■ Input data ■
........

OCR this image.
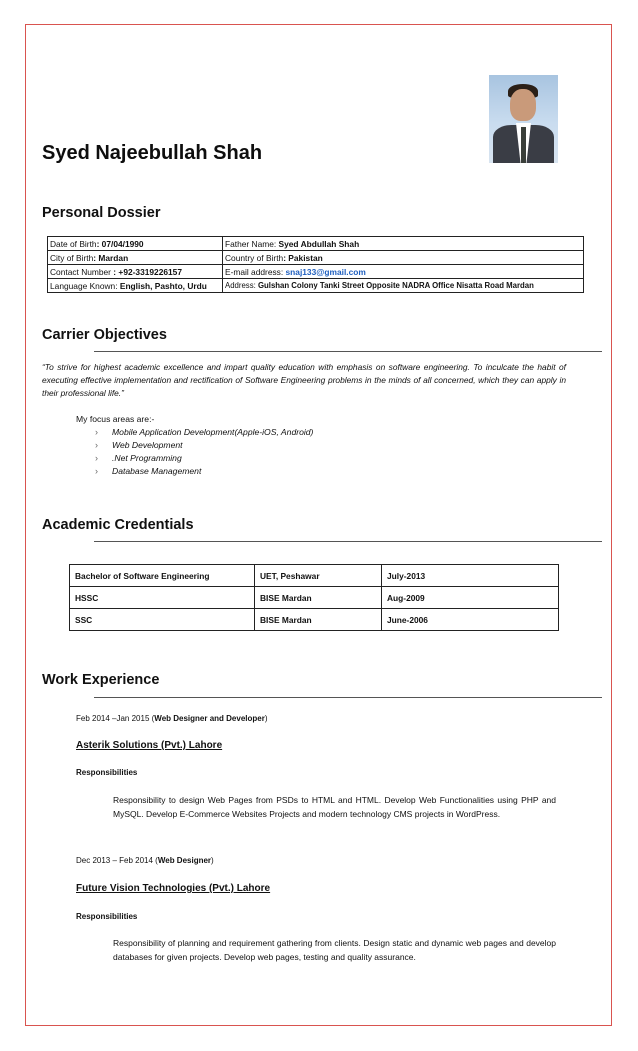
Syed Najeebullah Shah
Personal Dossier
Date of Birth: 07/04/1990	Father Name: Syed Abdullah Shah
City of Birth: Mardan	Country of Birth: Pakistan
Contact Number : +92-3319226157	E-mail address: snaj133@gmail.com
Language Known: English, Pashto, Urdu	Address: Gulshan Colony Tanki Street Opposite NADRA Office Nisatta Road Mardan
Carrier Objectives

“To strive for highest academic excellence and impart quality education with emphasis on software engineering. To inculcate the habit of executing effective implementation and rectification of Software Engineering problems in the minds of all concerned, which they can apply in their professional life.”

My focus areas are:-

›	Mobile Application Development(Apple-iOS, Android)
›	Web Development
›	.Net Programming
›	Database Management
Academic Credentials
Bachelor of Software Engineering	UET, Peshawar	July-2013
HSSC	BISE Mardan	Aug-2009
SSC	BISE Mardan	June-2006
Work Experience

Feb 2014 –Jan 2015 (Web Designer and Developer)

Asterik Solutions (Pvt.) Lahore

Responsibilities

Responsibility to design Web Pages from PSDs to HTML and HTML. Develop Web Functionalities using PHP and MySQL. Develop E-Commerce Websites Projects and modern technology CMS projects in WordPress.

Dec 2013 – Feb 2014 (Web Designer)

Future Vision Technologies (Pvt.) Lahore

Responsibilities

Responsibility of planning and requirement gathering from clients. Design static and dynamic web pages and develop databases for given projects. Develop web pages, testing and quality assurance.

........

■ Problem to work on ■
Copy every line of the material in which the word "Lahore" occurs.

■ Worked solution ■
Asterik Solutions (Pvt.) Lahore
Future Vision Technologies (Pvt.) Lahore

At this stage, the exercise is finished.